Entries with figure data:
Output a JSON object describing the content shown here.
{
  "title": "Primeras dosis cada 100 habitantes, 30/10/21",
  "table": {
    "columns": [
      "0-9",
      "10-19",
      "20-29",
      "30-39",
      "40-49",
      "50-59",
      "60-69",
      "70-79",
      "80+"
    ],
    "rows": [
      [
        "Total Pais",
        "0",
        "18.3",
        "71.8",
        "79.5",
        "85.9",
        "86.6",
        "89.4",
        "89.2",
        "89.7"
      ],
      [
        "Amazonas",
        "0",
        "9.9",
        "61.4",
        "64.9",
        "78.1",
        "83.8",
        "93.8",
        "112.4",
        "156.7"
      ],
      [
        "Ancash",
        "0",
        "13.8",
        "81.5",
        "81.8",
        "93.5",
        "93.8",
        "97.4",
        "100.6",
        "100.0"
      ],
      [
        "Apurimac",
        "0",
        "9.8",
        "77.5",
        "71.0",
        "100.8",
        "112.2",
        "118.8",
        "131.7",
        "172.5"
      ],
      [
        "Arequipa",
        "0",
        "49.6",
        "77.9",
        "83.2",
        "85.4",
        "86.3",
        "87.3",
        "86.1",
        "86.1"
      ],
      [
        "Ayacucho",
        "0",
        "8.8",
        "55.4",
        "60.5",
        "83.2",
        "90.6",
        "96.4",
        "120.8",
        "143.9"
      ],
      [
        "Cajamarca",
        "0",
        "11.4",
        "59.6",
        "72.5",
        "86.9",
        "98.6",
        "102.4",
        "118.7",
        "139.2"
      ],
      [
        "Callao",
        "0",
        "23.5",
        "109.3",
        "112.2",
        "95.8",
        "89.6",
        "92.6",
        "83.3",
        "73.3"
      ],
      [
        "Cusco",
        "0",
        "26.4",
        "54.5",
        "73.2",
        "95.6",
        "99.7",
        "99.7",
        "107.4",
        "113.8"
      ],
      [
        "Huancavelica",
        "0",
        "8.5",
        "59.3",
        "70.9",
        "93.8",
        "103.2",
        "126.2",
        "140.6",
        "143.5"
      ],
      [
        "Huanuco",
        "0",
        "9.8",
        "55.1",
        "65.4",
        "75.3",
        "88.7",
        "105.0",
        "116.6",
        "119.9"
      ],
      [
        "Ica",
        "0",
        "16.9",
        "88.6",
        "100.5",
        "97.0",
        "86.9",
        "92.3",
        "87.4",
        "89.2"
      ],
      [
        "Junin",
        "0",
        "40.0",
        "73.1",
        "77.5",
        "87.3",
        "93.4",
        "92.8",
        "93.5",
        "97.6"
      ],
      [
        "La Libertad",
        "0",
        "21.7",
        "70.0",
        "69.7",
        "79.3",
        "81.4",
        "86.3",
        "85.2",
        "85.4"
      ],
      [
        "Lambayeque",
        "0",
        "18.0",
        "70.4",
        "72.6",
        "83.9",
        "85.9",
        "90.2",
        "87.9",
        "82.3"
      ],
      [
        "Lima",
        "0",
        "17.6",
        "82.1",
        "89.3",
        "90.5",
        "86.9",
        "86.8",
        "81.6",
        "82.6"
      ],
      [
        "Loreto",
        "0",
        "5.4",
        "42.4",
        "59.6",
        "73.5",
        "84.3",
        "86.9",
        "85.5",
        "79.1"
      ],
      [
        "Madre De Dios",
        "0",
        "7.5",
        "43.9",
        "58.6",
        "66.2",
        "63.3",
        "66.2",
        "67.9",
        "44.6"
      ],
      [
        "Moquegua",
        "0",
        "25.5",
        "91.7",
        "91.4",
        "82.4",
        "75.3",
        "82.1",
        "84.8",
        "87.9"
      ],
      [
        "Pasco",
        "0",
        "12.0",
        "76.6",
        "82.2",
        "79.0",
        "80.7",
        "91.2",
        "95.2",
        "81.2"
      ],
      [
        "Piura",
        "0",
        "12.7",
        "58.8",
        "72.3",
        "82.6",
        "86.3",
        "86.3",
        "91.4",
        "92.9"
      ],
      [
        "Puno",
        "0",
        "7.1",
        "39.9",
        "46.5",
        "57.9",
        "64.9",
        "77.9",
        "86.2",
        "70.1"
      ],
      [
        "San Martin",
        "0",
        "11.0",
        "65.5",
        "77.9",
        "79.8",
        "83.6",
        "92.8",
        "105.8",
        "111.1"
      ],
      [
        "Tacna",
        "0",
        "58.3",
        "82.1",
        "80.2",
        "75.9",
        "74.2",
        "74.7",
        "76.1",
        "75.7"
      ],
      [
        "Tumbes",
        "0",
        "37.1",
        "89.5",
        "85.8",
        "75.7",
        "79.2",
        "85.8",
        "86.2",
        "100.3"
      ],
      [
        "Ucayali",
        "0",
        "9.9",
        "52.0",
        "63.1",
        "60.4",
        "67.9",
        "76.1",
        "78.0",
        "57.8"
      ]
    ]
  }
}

• Short problem:
Return the listing above word for word.

• Answer to this exercise:
Output a JSON object describing the content shown here.
{
  "title": "Primeras dosis cada 100 habitantes, 30/10/21",
  "table": {
    "columns": [
      "0-9",
      "10-19",
      "20-29",
      "30-39",
      "40-49",
      "50-59",
      "60-69",
      "70-79",
      "80+"
    ],
    "rows": [
      [
        "Total Pais",
        "0",
        "18.3",
        "71.8",
        "79.5",
        "85.9",
        "86.6",
        "89.4",
        "89.2",
        "89.7"
      ],
      [
        "Amazonas",
        "0",
        "9.9",
        "61.4",
        "64.9",
        "78.1",
        "83.8",
        "93.8",
        "112.4",
        "156.7"
      ],
      [
        "Ancash",
        "0",
        "13.8",
        "81.5",
        "81.8",
        "93.5",
        "93.8",
        "97.4",
        "100.6",
        "100.0"
      ],
      [
        "Apurimac",
        "0",
        "9.8",
        "77.5",
        "71.0",
        "100.8",
        "112.2",
        "118.8",
        "131.7",
        "172.5"
      ],
      [
        "Arequipa",
        "0",
        "49.6",
        "77.9",
        "83.2",
        "85.4",
        "86.3",
        "87.3",
        "86.1",
        "86.1"
      ],
      [
        "Ayacucho",
        "0",
        "8.8",
        "55.4",
        "60.5",
        "83.2",
        "90.6",
        "96.4",
        "120.8",
        "143.9"
      ],
      [
        "Cajamarca",
        "0",
        "11.4",
        "59.6",
        "72.5",
        "86.9",
        "98.6",
        "102.4",
        "118.7",
        "139.2"
      ],
      [
        "Callao",
        "0",
        "23.5",
        "109.3",
        "112.2",
        "95.8",
        "89.6",
        "92.6",
        "83.3",
        "73.3"
      ],
      [
        "Cusco",
        "0",
        "26.4",
        "54.5",
        "73.2",
        "95.6",
        "99.7",
        "99.7",
        "107.4",
        "113.8"
      ],
      [
        "Huancavelica",
        "0",
        "8.5",
        "59.3",
        "70.9",
        "93.8",
        "103.2",
        "126.2",
        "140.6",
        "143.5"
      ],
      [
        "Huanuco",
        "0",
        "9.8",
        "55.1",
        "65.4",
        "75.3",
        "88.7",
        "105.0",
        "116.6",
        "119.9"
      ],
      [
        "Ica",
        "0",
        "16.9",
        "88.6",
        "100.5",
        "97.0",
        "86.9",
        "92.3",
        "87.4",
        "89.2"
      ],
      [
        "Junin",
        "0",
        "40.0",
        "73.1",
        "77.5",
        "87.3",
        "93.4",
        "92.8",
        "93.5",
        "97.6"
      ],
      [
        "La Libertad",
        "0",
        "21.7",
        "70.0",
        "69.7",
        "79.3",
        "81.4",
        "86.3",
        "85.2",
        "85.4"
      ],
      [
        "Lambayeque",
        "0",
        "18.0",
        "70.4",
        "72.6",
        "83.9",
        "85.9",
        "90.2",
        "87.9",
        "82.3"
      ],
      [
        "Lima",
        "0",
        "17.6",
        "82.1",
        "89.3",
        "90.5",
        "86.9",
        "86.8",
        "81.6",
        "82.6"
      ],
      [
        "Loreto",
        "0",
        "5.4",
        "42.4",
        "59.6",
        "73.5",
        "84.3",
        "86.9",
        "85.5",
        "79.1"
      ],
      [
        "Madre De Dios",
        "0",
        "7.5",
        "43.9",
        "58.6",
        "66.2",
        "63.3",
        "66.2",
        "67.9",
        "44.6"
      ],
      [
        "Moquegua",
        "0",
        "25.5",
        "91.7",
        "91.4",
        "82.4",
        "75.3",
        "82.1",
        "84.8",
        "87.9"
      ],
      [
        "Pasco",
        "0",
        "12.0",
        "76.6",
        "82.2",
        "79.0",
        "80.7",
        "91.2",
        "95.2",
        "81.2"
      ],
      [
        "Piura",
        "0",
        "12.7",
        "58.8",
        "72.3",
        "82.6",
        "86.3",
        "86.3",
        "91.4",
        "92.9"
      ],
      [
        "Puno",
        "0",
        "7.1",
        "39.9",
        "46.5",
        "57.9",
        "64.9",
        "77.9",
        "86.2",
        "70.1"
      ],
      [
        "San Martin",
        "0",
        "11.0",
        "65.5",
        "77.9",
        "79.8",
        "83.6",
        "92.8",
        "105.8",
        "111.1"
      ],
      [
        "Tacna",
        "0",
        "58.3",
        "82.1",
        "80.2",
        "75.9",
        "74.2",
        "74.7",
        "76.1",
        "75.7"
      ],
      [
        "Tumbes",
        "0",
        "37.1",
        "89.5",
        "85.8",
        "75.7",
        "79.2",
        "85.8",
        "86.2",
        "100.3"
      ],
      [
        "Ucayali",
        "0",
        "9.9",
        "52.0",
        "63.1",
        "60.4",
        "67.9",
        "76.1",
        "78.0",
        "57.8"
      ]
    ]
  }
}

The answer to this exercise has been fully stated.